Exercise tasks:
- a) In the tool definitions post below, what is a skil saw said to be used for?
- b) Transcribe everything in the tool definitions post below from "SKIL SAW : A" down to "a bearing race.".
- c) Finish out the next part of the tool definitions post below, picking up after its last sentence.

Supplied text:
Post  dfree383 February 14th 2012, 12:09 am

Tools Explained

DRILL PRESS : A tall upright machine useful for suddenly snatching flat metal bar stock out of your hands so that it smacks you in the chest and flings your beer across the room, denting the freshly-painted project which you had carefully set in the corner where nothing could get to it.

WIRE WHEEL : Cleans paint off bolts and then throws them somewhere under the workbench with the speed of light . Also removes fingerprints and hard-earned calluses from fingers in about the time it takes you to say, 'Oh sh--!'

SKIL SAW : A portable cutting tool used to make studs too short.

PLIERS : Used to round off bolt heads. Sometimes used in the creation of blood-blisters.

BELT SANDER : An electric sanding tool commonly used to convert minor touch-up jobs into major refinishing jobs.

HACKSAW : One of a family of cutting tools built on the Ouija board principle... It transforms human energy into a crooked, unpredictable motion, and the more you attempt to influence its course, the more dismal your future becomes.

VISE-GRIPS : Generally used after pliers to completely round off bolt heads. If nothing else is available, they can also be used to transfer intense welding heat to the palm of your hand.

OXYACETYLENE TORCH : Used almost entirely for lighting various flammable objects in your shop on fire. Also handy for igniting the grease inside the wheel hub out of which you want to remove a bearing race.

TABLE SAW : A large stationary power tool commonly used to launch wood projectiles for testing wall integrity.

HYDRAULIC FLOOR JACK : Used for lowering an automobile to the ground after you have installed your new brake shoes , trapping the jack handle firmly under the bumper.

BAND SAW : A large stationary power saw primarily used by most shops to cut good aluminum sheet into smaller pieces that more easily fit into the trash can after you cut on the inside of the line instead of the outside edge.

Extracted data:
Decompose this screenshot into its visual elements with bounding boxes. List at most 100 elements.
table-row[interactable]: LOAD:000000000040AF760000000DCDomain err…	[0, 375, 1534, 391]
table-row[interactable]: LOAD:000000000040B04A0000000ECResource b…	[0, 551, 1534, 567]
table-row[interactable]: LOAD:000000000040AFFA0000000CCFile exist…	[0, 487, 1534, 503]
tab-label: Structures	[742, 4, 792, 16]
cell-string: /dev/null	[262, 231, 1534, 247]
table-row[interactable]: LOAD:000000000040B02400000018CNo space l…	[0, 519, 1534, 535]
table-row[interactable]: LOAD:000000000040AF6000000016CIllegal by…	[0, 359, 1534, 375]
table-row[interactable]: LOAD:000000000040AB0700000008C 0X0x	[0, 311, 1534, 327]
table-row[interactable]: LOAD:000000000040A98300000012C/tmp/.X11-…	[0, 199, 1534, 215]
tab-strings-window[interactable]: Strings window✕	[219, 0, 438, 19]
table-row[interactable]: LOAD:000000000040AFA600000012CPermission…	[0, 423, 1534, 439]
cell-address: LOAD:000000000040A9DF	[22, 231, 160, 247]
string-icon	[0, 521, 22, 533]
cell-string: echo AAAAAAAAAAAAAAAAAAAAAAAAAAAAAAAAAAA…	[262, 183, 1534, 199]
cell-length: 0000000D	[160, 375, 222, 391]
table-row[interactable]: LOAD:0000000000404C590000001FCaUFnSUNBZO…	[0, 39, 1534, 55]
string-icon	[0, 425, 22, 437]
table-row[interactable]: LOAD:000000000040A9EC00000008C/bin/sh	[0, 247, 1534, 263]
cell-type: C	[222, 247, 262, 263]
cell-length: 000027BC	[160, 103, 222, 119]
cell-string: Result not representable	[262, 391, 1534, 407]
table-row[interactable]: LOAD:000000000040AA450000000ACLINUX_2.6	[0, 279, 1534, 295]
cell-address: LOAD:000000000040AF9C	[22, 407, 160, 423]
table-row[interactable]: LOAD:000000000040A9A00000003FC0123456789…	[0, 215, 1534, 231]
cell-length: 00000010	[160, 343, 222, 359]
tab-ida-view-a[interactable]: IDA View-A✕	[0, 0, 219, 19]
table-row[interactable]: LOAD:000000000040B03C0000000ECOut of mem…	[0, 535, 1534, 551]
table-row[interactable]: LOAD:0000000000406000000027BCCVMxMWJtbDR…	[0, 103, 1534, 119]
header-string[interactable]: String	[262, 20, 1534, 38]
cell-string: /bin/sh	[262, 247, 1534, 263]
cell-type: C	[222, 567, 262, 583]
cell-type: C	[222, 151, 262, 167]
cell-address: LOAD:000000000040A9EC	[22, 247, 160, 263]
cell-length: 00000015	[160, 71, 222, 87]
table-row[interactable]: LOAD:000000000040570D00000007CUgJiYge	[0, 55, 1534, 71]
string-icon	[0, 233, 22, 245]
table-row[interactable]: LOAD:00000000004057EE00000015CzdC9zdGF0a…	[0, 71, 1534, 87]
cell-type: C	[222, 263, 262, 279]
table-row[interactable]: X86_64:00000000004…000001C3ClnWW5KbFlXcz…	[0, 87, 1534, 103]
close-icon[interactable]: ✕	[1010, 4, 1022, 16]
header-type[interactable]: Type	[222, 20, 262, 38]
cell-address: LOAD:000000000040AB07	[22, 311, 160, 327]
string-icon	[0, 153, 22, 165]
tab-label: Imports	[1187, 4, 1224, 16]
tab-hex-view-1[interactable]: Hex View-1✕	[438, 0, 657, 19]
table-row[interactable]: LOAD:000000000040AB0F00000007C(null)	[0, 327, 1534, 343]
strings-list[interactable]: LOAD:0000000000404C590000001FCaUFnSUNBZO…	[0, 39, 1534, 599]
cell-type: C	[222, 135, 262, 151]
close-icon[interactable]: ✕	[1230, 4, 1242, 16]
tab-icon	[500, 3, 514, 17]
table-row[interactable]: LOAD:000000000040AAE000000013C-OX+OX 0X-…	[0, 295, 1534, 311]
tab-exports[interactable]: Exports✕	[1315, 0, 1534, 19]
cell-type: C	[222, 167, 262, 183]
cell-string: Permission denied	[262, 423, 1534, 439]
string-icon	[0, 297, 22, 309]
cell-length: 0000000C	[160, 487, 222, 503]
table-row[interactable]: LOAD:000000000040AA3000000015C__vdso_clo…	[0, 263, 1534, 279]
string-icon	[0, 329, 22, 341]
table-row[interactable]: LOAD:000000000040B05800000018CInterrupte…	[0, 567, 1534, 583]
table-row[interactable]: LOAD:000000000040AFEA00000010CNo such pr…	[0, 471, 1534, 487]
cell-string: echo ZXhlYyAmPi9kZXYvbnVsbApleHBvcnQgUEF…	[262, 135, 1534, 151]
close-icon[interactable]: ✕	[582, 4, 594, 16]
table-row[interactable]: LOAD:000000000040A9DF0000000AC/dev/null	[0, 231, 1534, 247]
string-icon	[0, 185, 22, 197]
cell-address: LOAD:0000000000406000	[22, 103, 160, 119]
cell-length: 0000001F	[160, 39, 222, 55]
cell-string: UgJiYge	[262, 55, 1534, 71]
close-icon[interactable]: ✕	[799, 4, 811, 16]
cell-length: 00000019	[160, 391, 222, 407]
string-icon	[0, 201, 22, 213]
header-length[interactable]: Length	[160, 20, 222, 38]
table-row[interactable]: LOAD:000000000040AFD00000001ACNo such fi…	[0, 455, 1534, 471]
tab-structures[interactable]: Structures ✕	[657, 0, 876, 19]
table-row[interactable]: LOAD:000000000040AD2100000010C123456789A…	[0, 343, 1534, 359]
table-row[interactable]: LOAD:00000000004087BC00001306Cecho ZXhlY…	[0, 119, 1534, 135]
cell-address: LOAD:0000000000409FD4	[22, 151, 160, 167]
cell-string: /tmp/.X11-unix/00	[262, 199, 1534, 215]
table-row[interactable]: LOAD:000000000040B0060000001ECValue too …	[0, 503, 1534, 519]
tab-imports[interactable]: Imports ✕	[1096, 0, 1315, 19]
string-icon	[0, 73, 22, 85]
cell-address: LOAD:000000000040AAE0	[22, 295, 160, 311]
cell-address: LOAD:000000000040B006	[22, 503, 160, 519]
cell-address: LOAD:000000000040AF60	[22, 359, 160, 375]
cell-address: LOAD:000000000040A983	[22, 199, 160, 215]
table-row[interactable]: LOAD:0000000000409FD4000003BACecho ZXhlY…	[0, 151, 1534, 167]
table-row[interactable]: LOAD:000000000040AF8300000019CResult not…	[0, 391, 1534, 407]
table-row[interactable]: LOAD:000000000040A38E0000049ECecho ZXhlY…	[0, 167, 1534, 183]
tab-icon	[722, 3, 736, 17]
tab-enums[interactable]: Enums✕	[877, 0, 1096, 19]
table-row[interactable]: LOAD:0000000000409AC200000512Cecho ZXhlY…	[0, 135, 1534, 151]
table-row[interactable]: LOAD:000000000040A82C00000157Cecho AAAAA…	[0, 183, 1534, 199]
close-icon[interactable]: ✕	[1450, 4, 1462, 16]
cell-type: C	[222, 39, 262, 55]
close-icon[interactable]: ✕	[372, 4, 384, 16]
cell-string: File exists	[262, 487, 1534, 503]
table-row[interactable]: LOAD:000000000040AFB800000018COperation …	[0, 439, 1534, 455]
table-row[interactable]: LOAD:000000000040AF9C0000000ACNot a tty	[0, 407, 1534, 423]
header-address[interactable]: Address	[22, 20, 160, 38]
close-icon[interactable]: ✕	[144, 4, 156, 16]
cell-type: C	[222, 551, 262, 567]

Task results:
- a) Making studs too short.

- b)
SKIL SAW : A portable cutting tool used to make studs too short.

PLIERS : Used to round off bolt heads. Sometimes used in the creation of blood-blisters.

BELT SANDER : An electric sanding tool commonly used to convert minor touch-up jobs into major refinishing jobs.

HACKSAW : One of a family of cutting tools built on the Ouija board principle... It transforms human energy into a crooked, unpredictable motion, and the more you attempt to influence its course, the more dismal your future becomes.

VISE-GRIPS : Generally used after pliers to completely round off bolt heads. If nothing else is available, they can also be used to transfer intense welding heat to the palm of your hand.

OXYACETYLENE TORCH : Used almost entirely for lighting various flammable objects in your shop on fire. Also handy for igniting the grease inside the wheel hub out of which you want to remove a bearing race.

- c)
TWO-TON ENGINE HOIST : A tool for testing the maximum tensile strength of everything you forgot to disconnect.

PHILLIPS SCREWDRIVER : Normally used to stab the vacuum seals under lids or for opening old-style paper-and-tin oil cans and splashing oil on your shirt; but can also be used, as the name implies, to strip out Phillips screw heads.

STRAIGHT SCREWDRIVER : A tool for opening paint cans. Sometimes used to convert common slotted screws into non-removable screws and butchering your palms.

PRY BAR : A tool used to crumple the metal surrounding that clip or bracket you needed to remove in order to replace a 50 cent part.

HOSE CUTTER : A tool used to make hoses too short.

HAMMER : Originally employed as a weapon of war, the hammer nowadays is used as a kind of divining rod to locate the most expensive parts adjacent the object we are trying to hit.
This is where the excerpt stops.